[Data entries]
· · · ·

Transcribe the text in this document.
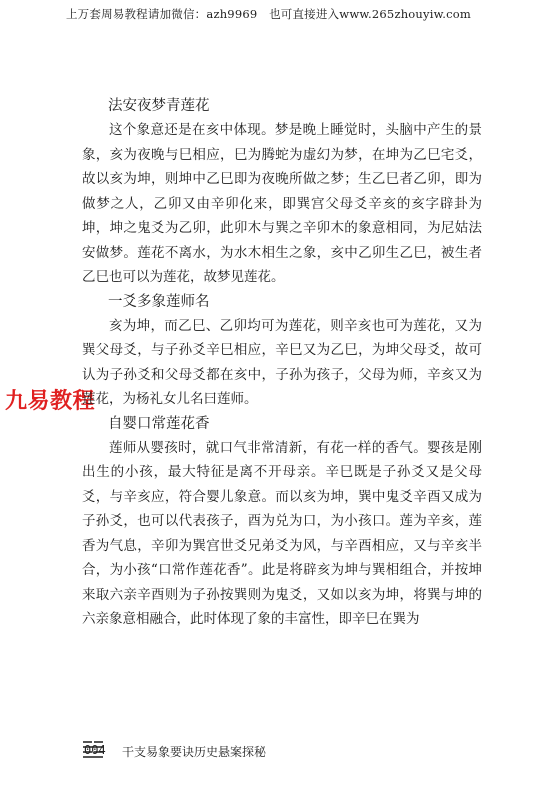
上万套周易教程请加微信：azh9969　也可直接进入www.265zhouyiw.com
九易教程
法安夜梦青莲花

这个象意还是在亥中体现。梦是晚上睡觉时，头脑中产生的景象，亥为夜晚与巳相应，巳为腾蛇为虚幻为梦，在坤为乙巳宅爻，故以亥为坤，则坤中乙巳即为夜晚所做之梦；生乙巳者乙卯，即为做梦之人，乙卯又由辛卯化来，即巽宫父母爻辛亥的亥字辟卦为坤，坤之鬼爻为乙卯，此卯木与巽之辛卯木的象意相同，为尼姑法安做梦。莲花不离水，为水木相生之象，亥中乙卯生乙巳，被生者乙巳也可以为莲花，故梦见莲花。

一爻多象莲师名

亥为坤，而乙巳、乙卯均可为莲花，则辛亥也可为莲花，又为巽父母爻，与子孙爻辛巳相应，辛巳又为乙巳，为坤父母爻，故可认为子孙爻和父母爻都在亥中，子孙为孩子，父母为师，辛亥又为莲花，为杨礼女儿名曰莲师。

自婴口常莲花香

莲师从婴孩时，就口气非常清新，有花一样的香气。婴孩是刚出生的小孩，最大特征是离不开母亲。辛巳既是子孙爻又是父母爻，与辛亥应，符合婴儿象意。而以亥为坤，巽中鬼爻辛酉又成为子孙爻，也可以代表孩子，酉为兑为口，为小孩口。莲为辛亥，莲香为气息，辛卯为巽宫世爻兄弟爻为风，与辛酉相应，又与辛亥半合，为小孩“口常作莲花香”。此是将辟亥为坤与巽相组合，并按坤来取六亲辛酉则为子孙按巽则为鬼爻，又如以亥为坤，将巽与坤的六亲象意相融合，此时体现了象的丰富性，即辛巳在巽为

004 干支易象要诀历史悬案探秘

· · · ·

- YOUR OBJECTIVE -
Reproduce every entry word for word, but skip any pictures.

- SOLUTION -
Transcribe the text in this document.
上万套周易教程请加微信：azh9969　也可直接进入www.265zhouyiw.com
九易教程
法安夜梦青莲花

这个象意还是在亥中体现。梦是晚上睡觉时，头脑中产生的景象，亥为夜晚与巳相应，巳为腾蛇为虚幻为梦，在坤为乙巳宅爻，故以亥为坤，则坤中乙巳即为夜晚所做之梦；生乙巳者乙卯，即为做梦之人，乙卯又由辛卯化来，即巽宫父母爻辛亥的亥字辟卦为坤，坤之鬼爻为乙卯，此卯木与巽之辛卯木的象意相同，为尼姑法安做梦。莲花不离水，为水木相生之象，亥中乙卯生乙巳，被生者乙巳也可以为莲花，故梦见莲花。

一爻多象莲师名

亥为坤，而乙巳、乙卯均可为莲花，则辛亥也可为莲花，又为巽父母爻，与子孙爻辛巳相应，辛巳又为乙巳，为坤父母爻，故可认为子孙爻和父母爻都在亥中，子孙为孩子，父母为师，辛亥又为莲花，为杨礼女儿名曰莲师。

自婴口常莲花香

莲师从婴孩时，就口气非常清新，有花一样的香气。婴孩是刚出生的小孩，最大特征是离不开母亲。辛巳既是子孙爻又是父母爻，与辛亥应，符合婴儿象意。而以亥为坤，巽中鬼爻辛酉又成为子孙爻，也可以代表孩子，酉为兑为口，为小孩口。莲为辛亥，莲香为气息，辛卯为巽宫世爻兄弟爻为风，与辛酉相应，又与辛亥半合，为小孩“口常作莲花香”。此是将辟亥为坤与巽相组合，并按坤来取六亲辛酉则为子孙按巽则为鬼爻，又如以亥为坤，将巽与坤的六亲象意相融合，此时体现了象的丰富性，即辛巳在巽为

004 干支易象要诀历史悬案探秘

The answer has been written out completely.